## What you need to do:
Find each line containing the word "title" and report how many there are. Add nothing else.

## Records supplied:
* start *
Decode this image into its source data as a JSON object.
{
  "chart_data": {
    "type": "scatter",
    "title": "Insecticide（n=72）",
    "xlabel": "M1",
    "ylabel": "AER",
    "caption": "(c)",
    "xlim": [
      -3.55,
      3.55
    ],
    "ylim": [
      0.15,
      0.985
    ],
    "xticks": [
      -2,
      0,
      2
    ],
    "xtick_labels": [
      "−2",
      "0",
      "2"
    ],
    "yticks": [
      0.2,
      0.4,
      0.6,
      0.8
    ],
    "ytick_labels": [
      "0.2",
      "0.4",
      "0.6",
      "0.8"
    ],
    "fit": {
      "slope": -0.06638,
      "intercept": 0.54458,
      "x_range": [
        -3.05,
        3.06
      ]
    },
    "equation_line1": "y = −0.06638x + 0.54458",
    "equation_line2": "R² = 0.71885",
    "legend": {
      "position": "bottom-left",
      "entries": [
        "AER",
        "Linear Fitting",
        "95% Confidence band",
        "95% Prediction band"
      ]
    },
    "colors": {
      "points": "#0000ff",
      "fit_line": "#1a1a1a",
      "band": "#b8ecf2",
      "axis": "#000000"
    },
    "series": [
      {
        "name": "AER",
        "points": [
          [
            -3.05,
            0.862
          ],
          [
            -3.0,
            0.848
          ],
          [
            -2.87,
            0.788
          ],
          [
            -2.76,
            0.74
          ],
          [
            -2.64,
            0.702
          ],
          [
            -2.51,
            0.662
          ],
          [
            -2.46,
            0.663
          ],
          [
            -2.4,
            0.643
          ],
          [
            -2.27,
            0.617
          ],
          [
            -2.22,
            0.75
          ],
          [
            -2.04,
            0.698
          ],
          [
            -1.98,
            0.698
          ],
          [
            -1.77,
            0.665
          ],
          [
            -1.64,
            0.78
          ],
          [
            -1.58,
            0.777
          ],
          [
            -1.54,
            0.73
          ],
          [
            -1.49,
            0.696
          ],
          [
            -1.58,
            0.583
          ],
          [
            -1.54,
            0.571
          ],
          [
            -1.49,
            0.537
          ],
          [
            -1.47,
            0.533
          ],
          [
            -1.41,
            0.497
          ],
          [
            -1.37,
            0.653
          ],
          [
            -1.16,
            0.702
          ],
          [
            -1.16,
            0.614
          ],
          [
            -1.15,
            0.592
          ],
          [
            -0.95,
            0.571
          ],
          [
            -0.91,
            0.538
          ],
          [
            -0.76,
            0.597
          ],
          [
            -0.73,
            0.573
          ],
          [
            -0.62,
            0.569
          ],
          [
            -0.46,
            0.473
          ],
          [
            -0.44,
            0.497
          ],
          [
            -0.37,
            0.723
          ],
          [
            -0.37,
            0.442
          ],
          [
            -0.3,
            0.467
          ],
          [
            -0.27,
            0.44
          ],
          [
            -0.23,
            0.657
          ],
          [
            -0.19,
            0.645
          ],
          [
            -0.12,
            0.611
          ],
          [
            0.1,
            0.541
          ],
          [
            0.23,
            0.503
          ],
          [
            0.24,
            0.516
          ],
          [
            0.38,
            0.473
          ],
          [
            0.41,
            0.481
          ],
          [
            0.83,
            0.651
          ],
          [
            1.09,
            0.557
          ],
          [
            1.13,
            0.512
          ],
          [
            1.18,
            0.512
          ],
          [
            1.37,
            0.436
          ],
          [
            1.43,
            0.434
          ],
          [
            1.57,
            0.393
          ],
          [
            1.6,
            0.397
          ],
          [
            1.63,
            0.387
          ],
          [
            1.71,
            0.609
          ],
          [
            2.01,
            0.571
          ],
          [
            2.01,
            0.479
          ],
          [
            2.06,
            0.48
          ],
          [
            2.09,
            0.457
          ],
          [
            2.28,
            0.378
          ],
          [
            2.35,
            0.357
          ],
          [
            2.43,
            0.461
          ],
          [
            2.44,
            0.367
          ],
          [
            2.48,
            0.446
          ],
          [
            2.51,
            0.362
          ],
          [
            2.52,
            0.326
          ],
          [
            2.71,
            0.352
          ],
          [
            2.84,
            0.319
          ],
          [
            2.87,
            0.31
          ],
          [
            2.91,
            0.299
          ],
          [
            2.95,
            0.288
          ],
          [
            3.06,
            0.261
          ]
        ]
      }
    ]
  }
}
* end *
* start *
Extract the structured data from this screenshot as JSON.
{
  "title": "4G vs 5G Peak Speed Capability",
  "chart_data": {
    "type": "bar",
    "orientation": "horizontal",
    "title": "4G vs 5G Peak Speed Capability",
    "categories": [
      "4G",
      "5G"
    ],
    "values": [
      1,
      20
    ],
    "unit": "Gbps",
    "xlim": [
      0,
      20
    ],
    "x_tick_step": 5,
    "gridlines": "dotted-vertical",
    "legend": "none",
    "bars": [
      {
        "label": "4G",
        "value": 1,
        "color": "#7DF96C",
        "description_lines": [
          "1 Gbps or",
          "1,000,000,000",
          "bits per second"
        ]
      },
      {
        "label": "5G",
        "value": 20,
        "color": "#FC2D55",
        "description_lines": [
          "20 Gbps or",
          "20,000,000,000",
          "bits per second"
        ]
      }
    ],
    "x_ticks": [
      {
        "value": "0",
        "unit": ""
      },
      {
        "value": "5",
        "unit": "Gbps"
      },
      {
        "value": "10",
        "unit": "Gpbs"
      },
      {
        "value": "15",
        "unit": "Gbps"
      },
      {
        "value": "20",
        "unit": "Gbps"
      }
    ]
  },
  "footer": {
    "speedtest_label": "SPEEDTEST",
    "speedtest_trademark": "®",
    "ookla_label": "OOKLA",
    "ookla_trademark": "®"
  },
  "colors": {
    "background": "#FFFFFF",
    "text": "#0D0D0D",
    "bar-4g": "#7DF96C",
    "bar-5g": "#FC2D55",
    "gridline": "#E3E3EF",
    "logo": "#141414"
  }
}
* end *
* start *
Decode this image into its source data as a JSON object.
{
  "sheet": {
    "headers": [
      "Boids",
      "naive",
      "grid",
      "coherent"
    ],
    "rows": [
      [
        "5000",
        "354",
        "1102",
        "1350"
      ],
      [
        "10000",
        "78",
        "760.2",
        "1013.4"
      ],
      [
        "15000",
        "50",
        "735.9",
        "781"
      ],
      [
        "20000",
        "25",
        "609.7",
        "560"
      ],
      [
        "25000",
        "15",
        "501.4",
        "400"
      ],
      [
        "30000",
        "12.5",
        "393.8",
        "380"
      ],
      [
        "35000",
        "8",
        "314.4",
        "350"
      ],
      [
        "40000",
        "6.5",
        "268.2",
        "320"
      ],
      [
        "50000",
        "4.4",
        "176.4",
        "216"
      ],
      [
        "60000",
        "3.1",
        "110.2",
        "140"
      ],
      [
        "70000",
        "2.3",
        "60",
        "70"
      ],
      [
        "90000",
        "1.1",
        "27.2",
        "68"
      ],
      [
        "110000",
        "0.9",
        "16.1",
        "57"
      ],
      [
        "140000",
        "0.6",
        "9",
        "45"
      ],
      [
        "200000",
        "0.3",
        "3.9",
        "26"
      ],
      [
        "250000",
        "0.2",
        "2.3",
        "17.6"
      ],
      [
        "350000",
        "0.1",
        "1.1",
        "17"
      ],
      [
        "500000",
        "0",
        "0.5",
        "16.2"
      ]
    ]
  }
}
* end *
## Final answer:
3